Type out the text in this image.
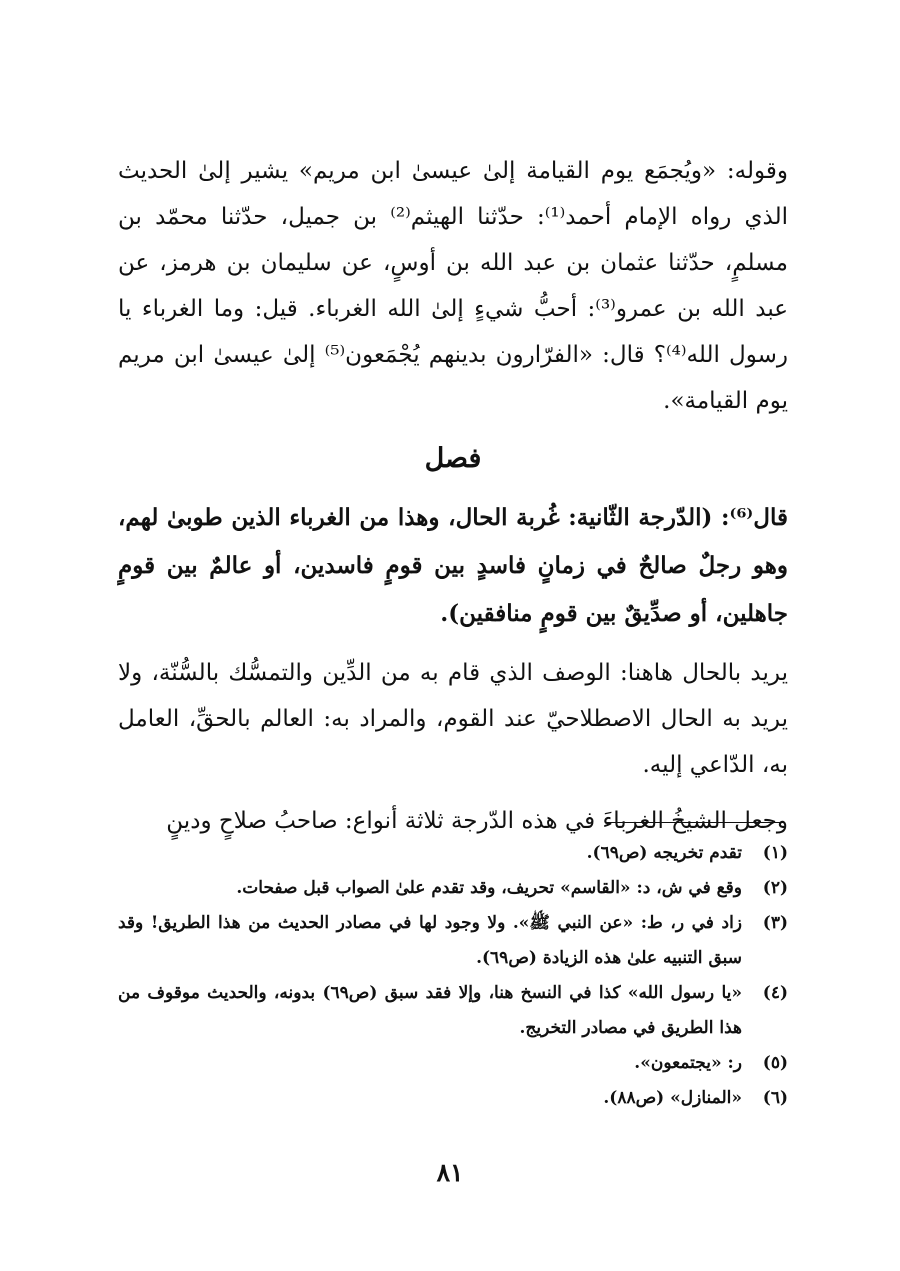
وقوله: «ويُجمَع يوم القيامة إلىٰ عيسىٰ ابن مريم» يشير إلىٰ الحديث الذي رواه الإمام أحمد⁽¹⁾: حدّثنا الهيثم⁽²⁾ بن جميل، حدّثنا محمّد بن مسلمٍ، حدّثنا عثمان بن عبد الله بن أوسٍ، عن سليمان بن هرمز، عن عبد الله بن عمرو⁽³⁾: أحبُّ شيءٍ إلىٰ الله الغرباء. قيل: وما الغرباء يا رسول الله⁽⁴⁾؟ قال: «الفرّارون بدينهم يُجْمَعون⁽⁵⁾ إلىٰ عيسىٰ ابن مريم يوم القيامة».

فصل

قال⁽⁶⁾: (الدّرجة الثّانية: غُربة الحال، وهذا من الغرباء الذين طوبىٰ لهم، وهو رجلٌ صالحٌ في زمانٍ فاسدٍ بين قومٍ فاسدين، أو عالمٌ بين قومٍ جاهلين، أو صدِّيقٌ بين قومٍ منافقين).

يريد بالحال هاهنا: الوصف الذي قام به من الدِّين والتمسُّك بالسُّنّة، ولا يريد به الحال الاصطلاحيّ عند القوم، والمراد به: العالم بالحقِّ، العامل به، الدّاعي إليه.

وجعل الشيخُ الغرباءَ في هذه الدّرجة ثلاثة أنواع: صاحبُ صلاحٍ ودينٍ

(١)
تقدم تخريجه (ص٦٩).
(٢)
وقع في ش، د: «القاسم» تحريف، وقد تقدم علىٰ الصواب قبل صفحات.
(٣)
زاد في ر، ط: «عن النبي ﷺ». ولا وجود لها في مصادر الحديث من هذا الطريق! وقد سبق التنبيه علىٰ هذه الزيادة (ص٦٩).
(٤)
«يا رسول الله» كذا في النسخ هنا، وإلا فقد سبق (ص٦٩) بدونه، والحديث موقوف من هذا الطريق في مصادر التخريج.
(٥)
ر: «يجتمعون».
(٦)
«المنازل» (ص٨٨).
٨١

#### Goal of the exercise
Look through the records and gather every line containing "الله".

#### Solution
وقوله: «ويُجمَع يوم القيامة إلىٰ عيسىٰ ابن مريم» يشير إلىٰ الحديث الذي رواه الإمام أحمد⁽¹⁾: حدّثنا الهيثم⁽²⁾ بن جميل، حدّثنا محمّد بن مسلمٍ، حدّثنا عثمان بن عبد الله بن أوسٍ، عن سليمان بن هرمز، عن عبد الله بن عمرو⁽³⁾: أحبُّ شيءٍ إلىٰ الله الغرباء. قيل: وما الغرباء يا رسول الله⁽⁴⁾؟ قال: «الفرّارون بدينهم يُجْمَعون⁽⁵⁾ إلىٰ عيسىٰ ابن مريم يوم القيامة».
«يا رسول الله» كذا في النسخ هنا، وإلا فقد سبق (ص٦٩) بدونه، والحديث موقوف من هذا الطريق في مصادر التخريج.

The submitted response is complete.